• [Exercise directions] Reproduce the records that follow in full, excluding any picture they contain.

--------------------------------

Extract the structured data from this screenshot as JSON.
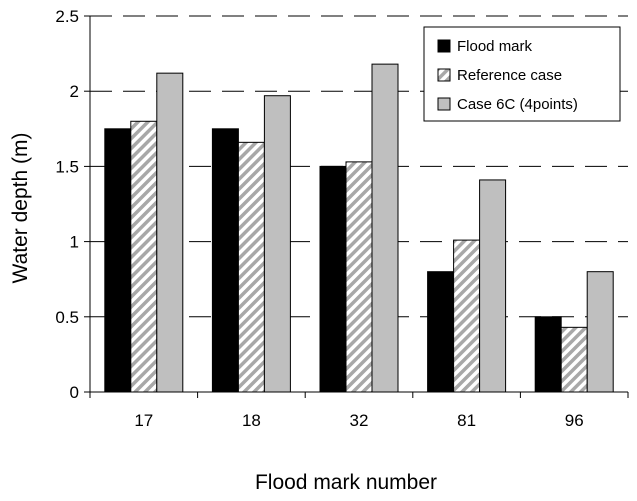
{
  "chart_data": {
    "type": "bar",
    "categories": [
      "17",
      "18",
      "32",
      "81",
      "96"
    ],
    "series": [
      {
        "name": "Flood mark",
        "values": [
          1.75,
          1.75,
          1.5,
          0.8,
          0.5
        ],
        "color": "#000000",
        "pattern": "solid"
      },
      {
        "name": "Reference case",
        "values": [
          1.8,
          1.66,
          1.53,
          1.01,
          0.43
        ],
        "color": "#b0b0b0",
        "pattern": "hatched"
      },
      {
        "name": "Case 6C (4points)",
        "values": [
          2.12,
          1.97,
          2.18,
          1.41,
          0.8
        ],
        "color": "#bfbfbf",
        "pattern": "solid"
      }
    ],
    "xlabel": "Flood mark number",
    "ylabel": "Water depth (m)",
    "ylim": [
      0,
      2.5
    ],
    "yticks": [
      "0",
      "0.5",
      "1",
      "1.5",
      "2",
      "2.5"
    ],
    "grid": "horizontal-dashed",
    "legend_position": "top-right"
  }
}
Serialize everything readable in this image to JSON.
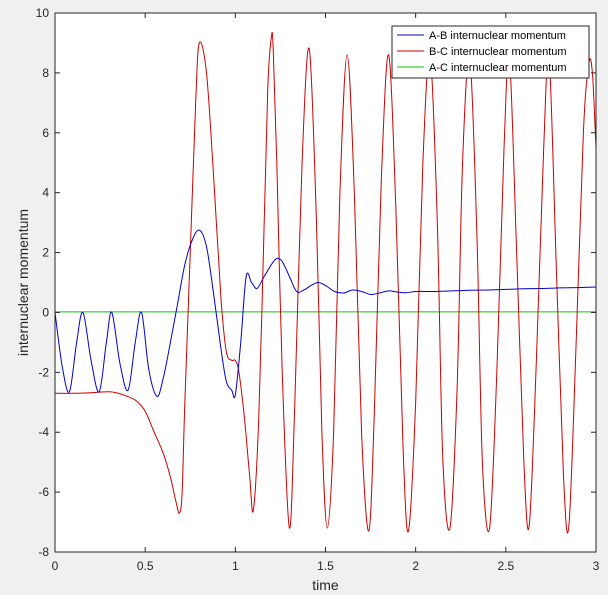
{
  "chart_data": {
    "type": "line",
    "title": "",
    "xlabel": "time",
    "ylabel": "internuclear momentum",
    "xlim": [
      0,
      3
    ],
    "ylim": [
      -8,
      10
    ],
    "xticks": [
      0,
      0.5,
      1,
      1.5,
      2,
      2.5,
      3
    ],
    "xtick_labels": [
      "0",
      "0.5",
      "1",
      "1.5",
      "2",
      "2.5",
      "3"
    ],
    "yticks": [
      -8,
      -6,
      -4,
      -2,
      0,
      2,
      4,
      6,
      8,
      10
    ],
    "ytick_labels": [
      "-8",
      "-6",
      "-4",
      "-2",
      "0",
      "2",
      "4",
      "6",
      "8",
      "10"
    ],
    "grid": false,
    "legend_position": "top-right",
    "series": [
      {
        "name": "A-B internuclear momentum",
        "color": "#0000cc",
        "x": [
          0,
          0.04,
          0.08,
          0.12,
          0.155,
          0.2,
          0.245,
          0.285,
          0.315,
          0.36,
          0.405,
          0.445,
          0.48,
          0.52,
          0.565,
          0.6,
          0.64,
          0.68,
          0.72,
          0.76,
          0.8,
          0.84,
          0.88,
          0.92,
          0.95,
          0.98,
          1.0,
          1.03,
          1.06,
          1.09,
          1.12,
          1.16,
          1.2,
          1.23,
          1.26,
          1.3,
          1.34,
          1.38,
          1.42,
          1.46,
          1.5,
          1.55,
          1.6,
          1.65,
          1.7,
          1.75,
          1.8,
          1.85,
          1.9,
          1.95,
          2.0,
          2.1,
          2.2,
          2.3,
          2.4,
          2.5,
          2.6,
          2.7,
          2.8,
          2.9,
          3.0
        ],
        "y": [
          0.0,
          -1.8,
          -2.65,
          -1.0,
          0.0,
          -1.6,
          -2.65,
          -1.0,
          0.0,
          -1.7,
          -2.6,
          -1.0,
          0.0,
          -1.9,
          -2.8,
          -2.2,
          -1.0,
          0.3,
          1.6,
          2.4,
          2.75,
          2.2,
          0.6,
          -1.2,
          -2.3,
          -2.6,
          -2.75,
          -1.0,
          1.2,
          1.0,
          0.8,
          1.2,
          1.6,
          1.8,
          1.7,
          1.2,
          0.7,
          0.75,
          0.9,
          1.0,
          0.9,
          0.7,
          0.65,
          0.75,
          0.7,
          0.6,
          0.65,
          0.72,
          0.68,
          0.66,
          0.7,
          0.7,
          0.72,
          0.74,
          0.75,
          0.77,
          0.79,
          0.8,
          0.82,
          0.83,
          0.85
        ]
      },
      {
        "name": "B-C internuclear momentum",
        "color": "#cc0000",
        "x": [
          0,
          0.1,
          0.2,
          0.3,
          0.35,
          0.4,
          0.45,
          0.5,
          0.55,
          0.6,
          0.64,
          0.67,
          0.69,
          0.705,
          0.72,
          0.75,
          0.78,
          0.8,
          0.84,
          0.88,
          0.92,
          0.95,
          0.98,
          1.0,
          1.02,
          1.05,
          1.08,
          1.1,
          1.13,
          1.16,
          1.18,
          1.2,
          1.21,
          1.23,
          1.26,
          1.3,
          1.33,
          1.37,
          1.41,
          1.45,
          1.48,
          1.51,
          1.545,
          1.58,
          1.62,
          1.66,
          1.7,
          1.74,
          1.77,
          1.81,
          1.85,
          1.89,
          1.93,
          1.96,
          2.0,
          2.04,
          2.08,
          2.12,
          2.15,
          2.19,
          2.23,
          2.26,
          2.3,
          2.34,
          2.37,
          2.41,
          2.45,
          2.49,
          2.52,
          2.56,
          2.6,
          2.63,
          2.67,
          2.71,
          2.74,
          2.78,
          2.82,
          2.85,
          2.89,
          2.93,
          2.96,
          2.98,
          3.0
        ],
        "y": [
          -2.7,
          -2.7,
          -2.68,
          -2.65,
          -2.7,
          -2.8,
          -2.95,
          -3.3,
          -4.0,
          -4.7,
          -5.5,
          -6.3,
          -6.7,
          -6.0,
          -3.0,
          2.0,
          7.0,
          9.0,
          8.0,
          4.5,
          0.5,
          -1.3,
          -1.6,
          -1.6,
          -2.0,
          -3.5,
          -5.5,
          -6.6,
          -3.5,
          3.0,
          7.5,
          9.2,
          8.8,
          5.0,
          -2.0,
          -7.2,
          -3.0,
          5.0,
          8.8,
          3.0,
          -4.0,
          -7.2,
          -4.0,
          4.0,
          8.6,
          4.0,
          -4.0,
          -7.3,
          -3.5,
          4.5,
          8.6,
          3.5,
          -4.5,
          -7.3,
          -3.0,
          5.0,
          8.6,
          3.0,
          -4.8,
          -7.2,
          -2.5,
          5.0,
          8.5,
          2.5,
          -5.0,
          -7.2,
          -2.0,
          5.5,
          8.5,
          2.0,
          -5.0,
          -7.1,
          -1.5,
          5.5,
          8.5,
          1.5,
          -5.5,
          -7.1,
          -1.0,
          6.0,
          8.3,
          8.0,
          5.5
        ]
      },
      {
        "name": "A-C internuclear momentum",
        "color": "#00cc00",
        "x": [
          0,
          3
        ],
        "y": [
          0.02,
          0.02
        ]
      }
    ]
  }
}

--------------------------------

• [Exercise output]
Extract the structured data from this screenshot as JSON.
{
  "chart_data": {
    "type": "bar",
    "categories": [
      "17",
      "18",
      "32",
      "81",
      "96"
    ],
    "series": [
      {
        "name": "Flood mark",
        "values": [
          1.75,
          1.75,
          1.5,
          0.8,
          0.5
        ],
        "color": "#000000",
        "pattern": "solid"
      },
      {
        "name": "Reference case",
        "values": [
          1.8,
          1.66,
          1.53,
          1.01,
          0.43
        ],
        "color": "#b0b0b0",
        "pattern": "hatched"
      },
      {
        "name": "Case 6C (4points)",
        "values": [
          2.12,
          1.97,
          2.18,
          1.41,
          0.8
        ],
        "color": "#bfbfbf",
        "pattern": "solid"
      }
    ],
    "xlabel": "Flood mark number",
    "ylabel": "Water depth (m)",
    "ylim": [
      0,
      2.5
    ],
    "yticks": [
      "0",
      "0.5",
      "1",
      "1.5",
      "2",
      "2.5"
    ],
    "grid": "horizontal-dashed",
    "legend_position": "top-right"
  }
}
Serialize everything readable in this image to JSON.
{
  "chart_data": {
    "type": "line",
    "title": "",
    "xlabel": "time",
    "ylabel": "internuclear momentum",
    "xlim": [
      0,
      3
    ],
    "ylim": [
      -8,
      10
    ],
    "xticks": [
      0,
      0.5,
      1,
      1.5,
      2,
      2.5,
      3
    ],
    "xtick_labels": [
      "0",
      "0.5",
      "1",
      "1.5",
      "2",
      "2.5",
      "3"
    ],
    "yticks": [
      -8,
      -6,
      -4,
      -2,
      0,
      2,
      4,
      6,
      8,
      10
    ],
    "ytick_labels": [
      "-8",
      "-6",
      "-4",
      "-2",
      "0",
      "2",
      "4",
      "6",
      "8",
      "10"
    ],
    "grid": false,
    "legend_position": "top-right",
    "series": [
      {
        "name": "A-B internuclear momentum",
        "color": "#0000cc",
        "x": [
          0,
          0.04,
          0.08,
          0.12,
          0.155,
          0.2,
          0.245,
          0.285,
          0.315,
          0.36,
          0.405,
          0.445,
          0.48,
          0.52,
          0.565,
          0.6,
          0.64,
          0.68,
          0.72,
          0.76,
          0.8,
          0.84,
          0.88,
          0.92,
          0.95,
          0.98,
          1.0,
          1.03,
          1.06,
          1.09,
          1.12,
          1.16,
          1.2,
          1.23,
          1.26,
          1.3,
          1.34,
          1.38,
          1.42,
          1.46,
          1.5,
          1.55,
          1.6,
          1.65,
          1.7,
          1.75,
          1.8,
          1.85,
          1.9,
          1.95,
          2.0,
          2.1,
          2.2,
          2.3,
          2.4,
          2.5,
          2.6,
          2.7,
          2.8,
          2.9,
          3.0
        ],
        "y": [
          0.0,
          -1.8,
          -2.65,
          -1.0,
          0.0,
          -1.6,
          -2.65,
          -1.0,
          0.0,
          -1.7,
          -2.6,
          -1.0,
          0.0,
          -1.9,
          -2.8,
          -2.2,
          -1.0,
          0.3,
          1.6,
          2.4,
          2.75,
          2.2,
          0.6,
          -1.2,
          -2.3,
          -2.6,
          -2.75,
          -1.0,
          1.2,
          1.0,
          0.8,
          1.2,
          1.6,
          1.8,
          1.7,
          1.2,
          0.7,
          0.75,
          0.9,
          1.0,
          0.9,
          0.7,
          0.65,
          0.75,
          0.7,
          0.6,
          0.65,
          0.72,
          0.68,
          0.66,
          0.7,
          0.7,
          0.72,
          0.74,
          0.75,
          0.77,
          0.79,
          0.8,
          0.82,
          0.83,
          0.85
        ]
      },
      {
        "name": "B-C internuclear momentum",
        "color": "#cc0000",
        "x": [
          0,
          0.1,
          0.2,
          0.3,
          0.35,
          0.4,
          0.45,
          0.5,
          0.55,
          0.6,
          0.64,
          0.67,
          0.69,
          0.705,
          0.72,
          0.75,
          0.78,
          0.8,
          0.84,
          0.88,
          0.92,
          0.95,
          0.98,
          1.0,
          1.02,
          1.05,
          1.08,
          1.1,
          1.13,
          1.16,
          1.18,
          1.2,
          1.21,
          1.23,
          1.26,
          1.3,
          1.33,
          1.37,
          1.41,
          1.45,
          1.48,
          1.51,
          1.545,
          1.58,
          1.62,
          1.66,
          1.7,
          1.74,
          1.77,
          1.81,
          1.85,
          1.89,
          1.93,
          1.96,
          2.0,
          2.04,
          2.08,
          2.12,
          2.15,
          2.19,
          2.23,
          2.26,
          2.3,
          2.34,
          2.37,
          2.41,
          2.45,
          2.49,
          2.52,
          2.56,
          2.6,
          2.63,
          2.67,
          2.71,
          2.74,
          2.78,
          2.82,
          2.85,
          2.89,
          2.93,
          2.96,
          2.98,
          3.0
        ],
        "y": [
          -2.7,
          -2.7,
          -2.68,
          -2.65,
          -2.7,
          -2.8,
          -2.95,
          -3.3,
          -4.0,
          -4.7,
          -5.5,
          -6.3,
          -6.7,
          -6.0,
          -3.0,
          2.0,
          7.0,
          9.0,
          8.0,
          4.5,
          0.5,
          -1.3,
          -1.6,
          -1.6,
          -2.0,
          -3.5,
          -5.5,
          -6.6,
          -3.5,
          3.0,
          7.5,
          9.2,
          8.8,
          5.0,
          -2.0,
          -7.2,
          -3.0,
          5.0,
          8.8,
          3.0,
          -4.0,
          -7.2,
          -4.0,
          4.0,
          8.6,
          4.0,
          -4.0,
          -7.3,
          -3.5,
          4.5,
          8.6,
          3.5,
          -4.5,
          -7.3,
          -3.0,
          5.0,
          8.6,
          3.0,
          -4.8,
          -7.2,
          -2.5,
          5.0,
          8.5,
          2.5,
          -5.0,
          -7.2,
          -2.0,
          5.5,
          8.5,
          2.0,
          -5.0,
          -7.1,
          -1.5,
          5.5,
          8.5,
          1.5,
          -5.5,
          -7.1,
          -1.0,
          6.0,
          8.3,
          8.0,
          5.5
        ]
      },
      {
        "name": "A-C internuclear momentum",
        "color": "#00cc00",
        "x": [
          0,
          3
        ],
        "y": [
          0.02,
          0.02
        ]
      }
    ]
  }
}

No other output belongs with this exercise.